---------- ENTRIES SUPPLIED ----------

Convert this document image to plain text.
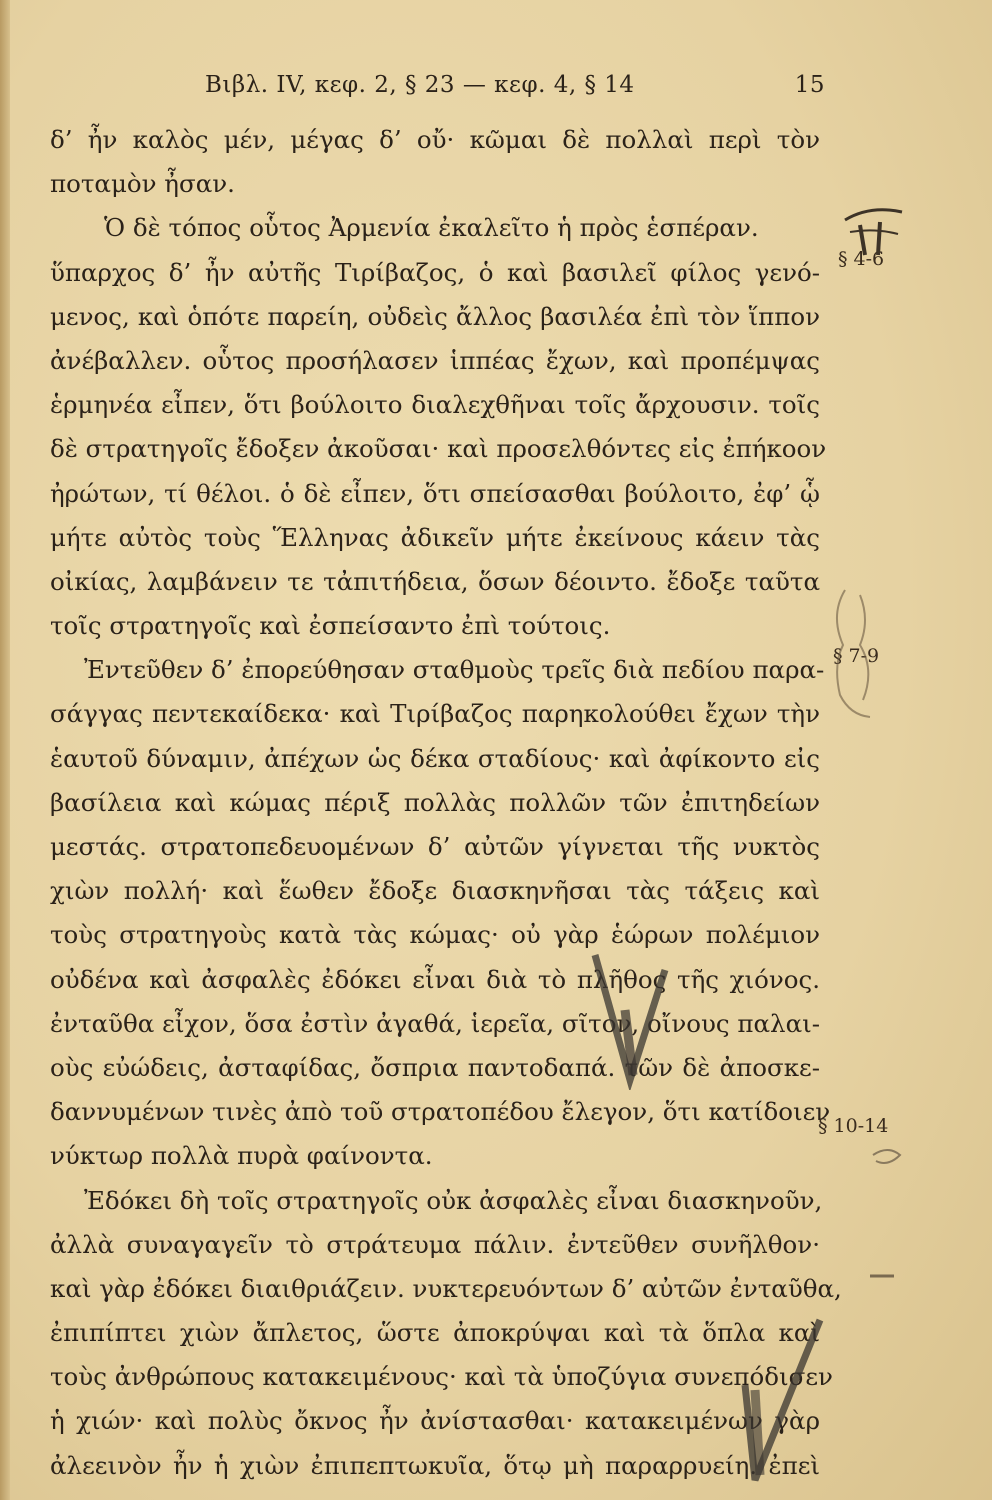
Βιβλ. IV, κεφ. 2, § 23 — κεφ. 4, § 14	15
δ’ ἦν καλὸς μέν, μέγας δ’ οὔ· κῶμαι δὲ πολλαὶ περὶ τὸν
ποταμὸν ἦσαν.
Ὁ δὲ τόπος οὗτος Ἀρμενία ἐκαλεῖτο ἡ πρὸς ἑσπέραν.
ὕπαρχος δ’ ἦν αὐτῆς Τιρίβαζος, ὁ καὶ βασιλεῖ φίλος γενό-
μενος, καὶ ὁπότε παρείη, οὐδεὶς ἄλλος βασιλέα ἐπὶ τὸν ἵππον
ἀνέβαλλεν. οὗτος προσήλασεν ἱππέας ἔχων, καὶ προπέμψας
ἑρμηνέα εἶπεν, ὅτι βούλοιτο διαλεχθῆναι τοῖς ἄρχουσιν. τοῖς
δὲ στρατηγοῖς ἔδοξεν ἀκοῦσαι· καὶ προσελθόντες εἰς ἐπήκοον
ἠρώτων, τί θέλοι. ὁ δὲ εἶπεν, ὅτι σπείσασθαι βούλοιτο, ἐφ’ ᾧ
μήτε αὐτὸς τοὺς Ἕλληνας ἀδικεῖν μήτε ἐκείνους κάειν τὰς
οἰκίας, λαμβάνειν τε τἀπιτήδεια, ὅσων δέοιντο. ἔδοξε ταῦτα
τοῖς στρατηγοῖς καὶ ἐσπείσαντο ἐπὶ τούτοις.
Ἐντεῦθεν δ’ ἐπορεύθησαν σταθμοὺς τρεῖς διὰ πεδίου παρα-
σάγγας πεντεκαίδεκα· καὶ Τιρίβαζος παρηκολούθει ἔχων τὴν
ἑαυτοῦ δύναμιν, ἀπέχων ὡς δέκα σταδίους· καὶ ἀφίκοντο εἰς
βασίλεια καὶ κώμας πέριξ πολλὰς πολλῶν τῶν ἐπιτηδείων
μεστάς. στρατοπεδευομένων δ’ αὐτῶν γίγνεται τῆς νυκτὸς
χιὼν πολλή· καὶ ἕωθεν ἔδοξε διασκηνῆσαι τὰς τάξεις καὶ
τοὺς στρατηγοὺς κατὰ τὰς κώμας· οὐ γὰρ ἑώρων πολέμιον
οὐδένα καὶ ἀσφαλὲς ἐδόκει εἶναι διὰ τὸ πλῆθος τῆς χιόνος.
ἐνταῦθα εἶχον, ὅσα ἐστὶν ἀγαθά, ἱερεῖα, σῖτον, οἴνους παλαι-
οὺς εὐώδεις, ἀσταφίδας, ὄσπρια παντοδαπά. τῶν δὲ ἀποσκε-
δαννυμένων τινὲς ἀπὸ τοῦ στρατοπέδου ἔλεγον, ὅτι κατίδοιεν
νύκτωρ πολλὰ πυρὰ φαίνοντα.
Ἐδόκει δὴ τοῖς στρατηγοῖς οὐκ ἀσφαλὲς εἶναι διασκηνοῦν,
ἀλλὰ συναγαγεῖν τὸ στράτευμα πάλιν. ἐντεῦθεν συνῆλθον·
καὶ γὰρ ἐδόκει διαιθριάζειν. νυκτερευόντων δ’ αὐτῶν ἐνταῦθα,
ἐπιπίπτει χιὼν ἄπλετος, ὥστε ἀποκρύψαι καὶ τὰ ὅπλα καὶ
τοὺς ἀνθρώπους κατακειμένους· καὶ τὰ ὑποζύγια συνεπόδισεν
ἡ χιών· καὶ πολὺς ὄκνος ἦν ἀνίστασθαι· κατακειμένων γὰρ
ἀλεεινὸν ἦν ἡ χιὼν ἐπιπεπτωκυῖα, ὅτῳ μὴ παραρρυείη. ἐπεὶ
§ 4-6
§ 7-9
§ 10-14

----------

**SET EXERCISE:** Return all lines with the word "χιὼν" in them.

**WRITTEN SOLUTION:**
χιὼν πολλή· καὶ ἕωθεν ἔδοξε διασκηνῆσαι τὰς τάξεις καὶ
ἐπιπίπτει χιὼν ἄπλετος, ὥστε ἀποκρύψαι καὶ τὰ ὅπλα καὶ
ἀλεεινὸν ἦν ἡ χιὼν ἐπιπεπτωκυῖα, ὅτῳ μὴ παραρρυείη. ἐπεὶ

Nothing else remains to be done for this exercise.